(begin)

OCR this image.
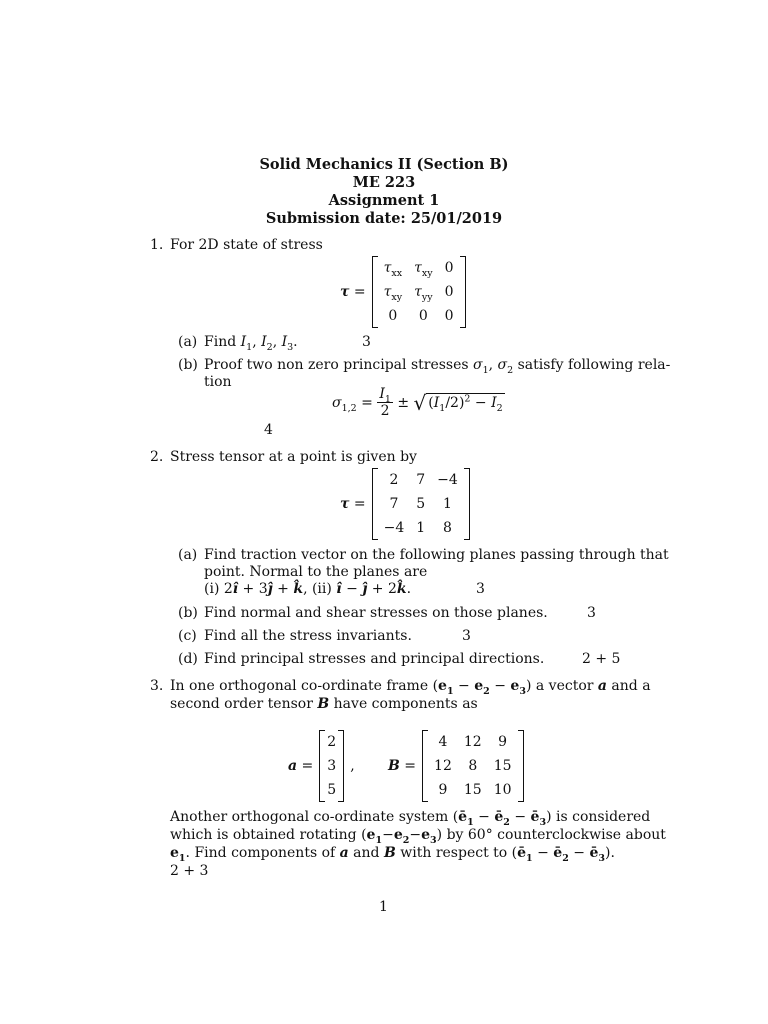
Solid Mechanics II (Section B)
ME 223
Assignment 1
Submission date: 25/01/2019
1. For 2D state of stress
τ =
$\tau_{xx}$	$\tau_{xy}$	0
$\tau_{xy}$	$\tau_{yy}$	0
0	0	0
(a) Find $I_1$, $I_2$, $I_3$.	3
(b) Proof two non zero principal stresses $\sigma_1$, $\sigma_2$ satisfy following rela-
tion
$\sigma_{1,2} = \frac{I_1}{2}$ ± √ $(I_1/2)^2 - I_2$
4
2. Stress tensor at a point is given by
τ =
2	7	−4
7	5	1
−4	1	8
(a) Find traction vector on the following planes passing through that
point. Normal to the planes are
(i) 2î + 3ĵ + k̂, (ii) î − ĵ + 2k̂.	3
(b) Find normal and shear stresses on those planes.	3
(c) Find all the stress invariants.	3
(d) Find principal stresses and principal directions.	2 + 5
3. In one orthogonal co-ordinate frame $(e_1 - e_2 - e_3)$ a vector a and a
second order tensor B have components as
a =
2
3
5
, B =
4	12	9
12	8	15
9	15	10
Another orthogonal co-ordinate system ($ē_1$ − $ē_2$ − $ē_3$) is considered
which is obtained rotating $(e_1-e_2-e_3)$ by 60° counterclockwise about
$e_1$. Find components of a and B with respect to ($ē_1$ − $ē_2$ − $ē_3$).
2 + 3
1
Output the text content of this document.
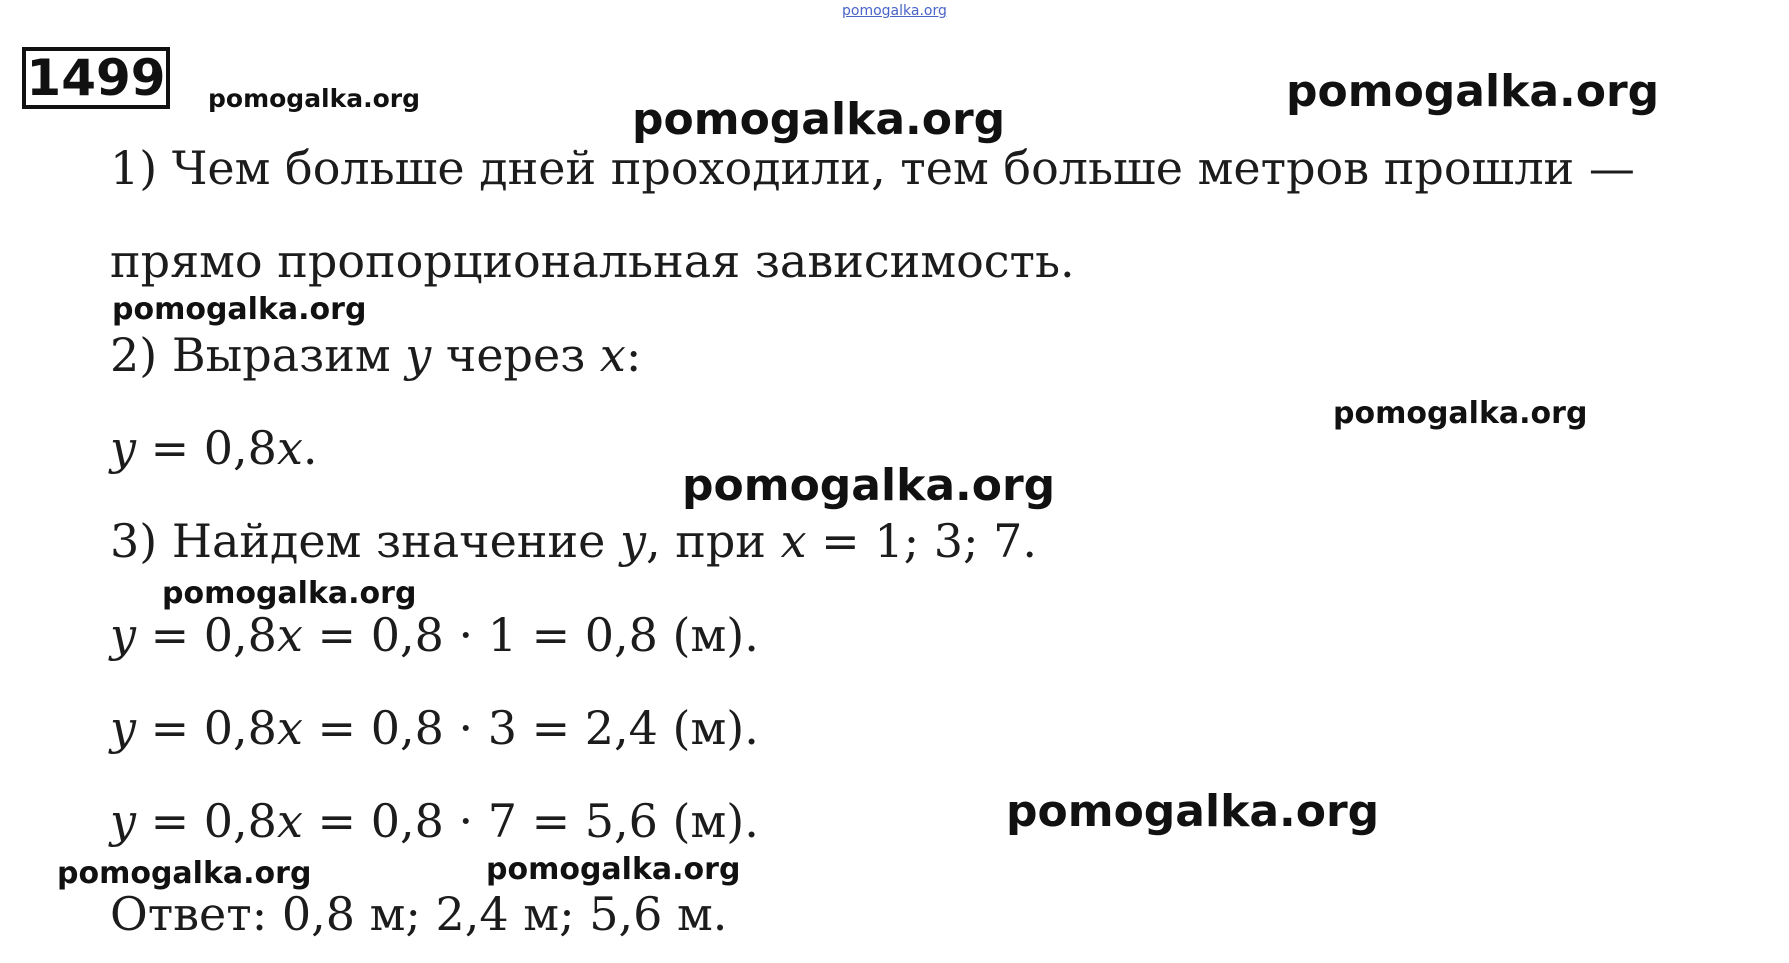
1499
pomogalka.org
pomogalka.org	pomogalka.org
pomogalka.org
pomogalka.org
pomogalka.org
pomogalka.org
pomogalka.org
pomogalka.org
pomogalka.org	pomogalka.org
1) Чем больше дней проходили, тем больше метров прошли —
прямо пропорциональная зависимость.
2) Выразим y через x:
y = 0,8x.
3) Найдем значение y, при x = 1; 3; 7.
y = 0,8x = 0,8 · 1 = 0,8 (м).
y = 0,8x = 0,8 · 3 = 2,4 (м).
y = 0,8x = 0,8 · 7 = 5,6 (м).
Ответ: 0,8 м; 2,4 м; 5,6 м.
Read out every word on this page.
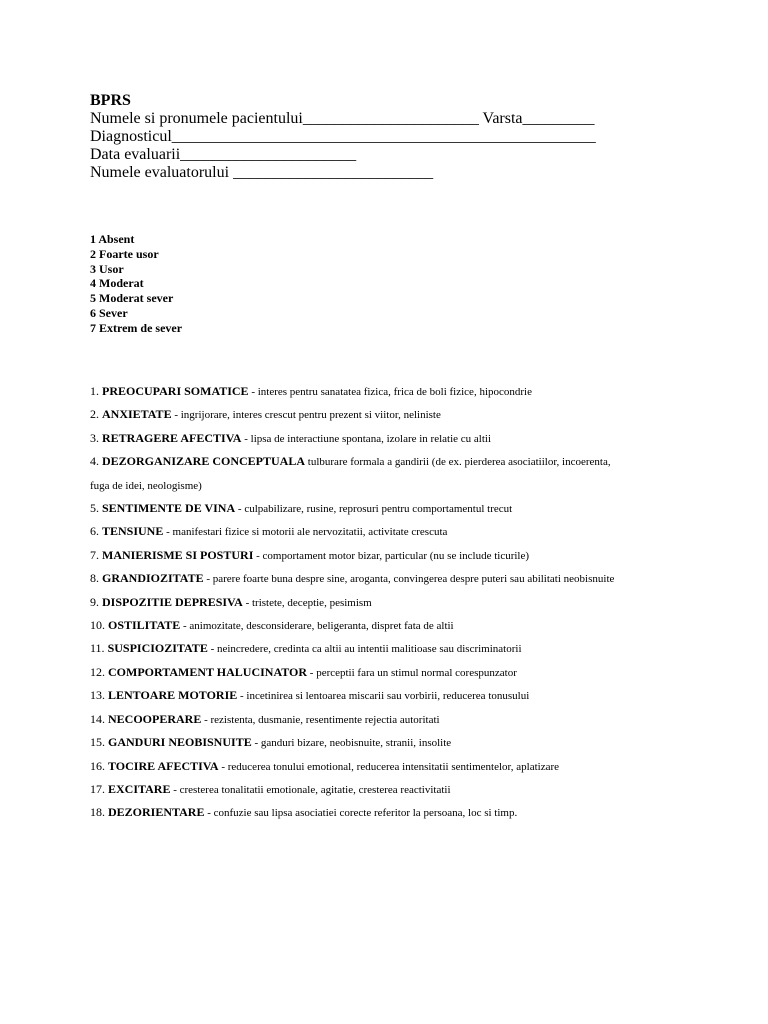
BPRS
Numele si pronumele pacientului______________________ Varsta_________
Diagnosticul_____________________________________________________
Data evaluarii______________________
Numele evaluatorului _________________________
1 Absent
2 Foarte usor
3 Usor
4 Moderat
5 Moderat sever
6 Sever
7 Extrem de sever

1. PREOCUPARI SOMATICE - interes pentru sanatatea fizica, frica de boli fizice, hipocondrie

2. ANXIETATE - ingrijorare, interes crescut pentru prezent si viitor, neliniste

3. RETRAGERE AFECTIVA - lipsa de interactiune spontana, izolare in relatie cu altii

4. DEZORGANIZARE CONCEPTUALA tulburare formala a gandirii (de ex. pierderea asociatiilor, incoerenta, fuga de idei, neologisme)

5. SENTIMENTE DE VINA - culpabilizare, rusine, reprosuri pentru comportamentul trecut

6. TENSIUNE - manifestari fizice si motorii ale nervozitatii, activitate crescuta

7. MANIERISME SI POSTURI - comportament motor bizar, particular (nu se include ticurile)

8. GRANDIOZITATE - parere foarte buna despre sine, aroganta, convingerea despre puteri sau abilitati neobisnuite

9. DISPOZITIE DEPRESIVA - tristete, deceptie, pesimism

10. OSTILITATE - animozitate, desconsiderare, beligeranta, dispret fata de altii

11. SUSPICIOZITATE - neincredere, credinta ca altii au intentii malitioase sau discriminatorii

12. COMPORTAMENT HALUCINATOR - perceptii fara un stimul normal corespunzator

13. LENTOARE MOTORIE - incetinirea si lentoarea miscarii sau vorbirii, reducerea tonusului

14. NECOOPERARE - rezistenta, dusmanie, resentimente rejectia autoritati

15. GANDURI NEOBISNUITE - ganduri bizare, neobisnuite, stranii, insolite

16. TOCIRE AFECTIVA - reducerea tonului emotional, reducerea intensitatii sentimentelor, aplatizare

17. EXCITARE - cresterea tonalitatii emotionale, agitatie, cresterea reactivitatii

18. DEZORIENTARE - confuzie sau lipsa asociatiei corecte referitor la persoana, loc si timp.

(end)

▸ Instructions for the task
Copy each line of the data above that holds "components".

▸ The result
second order tensor B have components as
$e_1$. Find components of a and B with respect to ($ē_1$ − $ē_2$ − $ē_3$).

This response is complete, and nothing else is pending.